**** Given data ****
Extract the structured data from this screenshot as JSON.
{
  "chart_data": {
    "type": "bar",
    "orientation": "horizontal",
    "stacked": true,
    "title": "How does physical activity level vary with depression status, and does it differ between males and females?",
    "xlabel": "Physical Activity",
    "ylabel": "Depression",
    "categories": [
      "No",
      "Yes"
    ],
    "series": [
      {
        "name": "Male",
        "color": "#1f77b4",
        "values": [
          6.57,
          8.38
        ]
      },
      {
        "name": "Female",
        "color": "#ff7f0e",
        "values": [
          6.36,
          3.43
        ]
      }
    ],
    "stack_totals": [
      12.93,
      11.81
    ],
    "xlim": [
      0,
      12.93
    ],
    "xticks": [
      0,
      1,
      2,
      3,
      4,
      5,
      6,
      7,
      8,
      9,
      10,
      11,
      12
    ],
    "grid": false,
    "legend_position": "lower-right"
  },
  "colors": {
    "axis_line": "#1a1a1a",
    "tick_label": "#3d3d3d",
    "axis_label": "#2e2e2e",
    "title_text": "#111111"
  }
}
****
● **Exercise aim**: Return all the data exactly as given.

● **Full answer**:
Extract the structured data from this screenshot as JSON.
{
  "chart_data": {
    "type": "bar",
    "orientation": "horizontal",
    "stacked": true,
    "title": "How does physical activity level vary with depression status, and does it differ between males and females?",
    "xlabel": "Physical Activity",
    "ylabel": "Depression",
    "categories": [
      "No",
      "Yes"
    ],
    "series": [
      {
        "name": "Male",
        "color": "#1f77b4",
        "values": [
          6.57,
          8.38
        ]
      },
      {
        "name": "Female",
        "color": "#ff7f0e",
        "values": [
          6.36,
          3.43
        ]
      }
    ],
    "stack_totals": [
      12.93,
      11.81
    ],
    "xlim": [
      0,
      12.93
    ],
    "xticks": [
      0,
      1,
      2,
      3,
      4,
      5,
      6,
      7,
      8,
      9,
      10,
      11,
      12
    ],
    "grid": false,
    "legend_position": "lower-right"
  },
  "colors": {
    "axis_line": "#1a1a1a",
    "tick_label": "#3d3d3d",
    "axis_label": "#2e2e2e",
    "title_text": "#111111"
  }
}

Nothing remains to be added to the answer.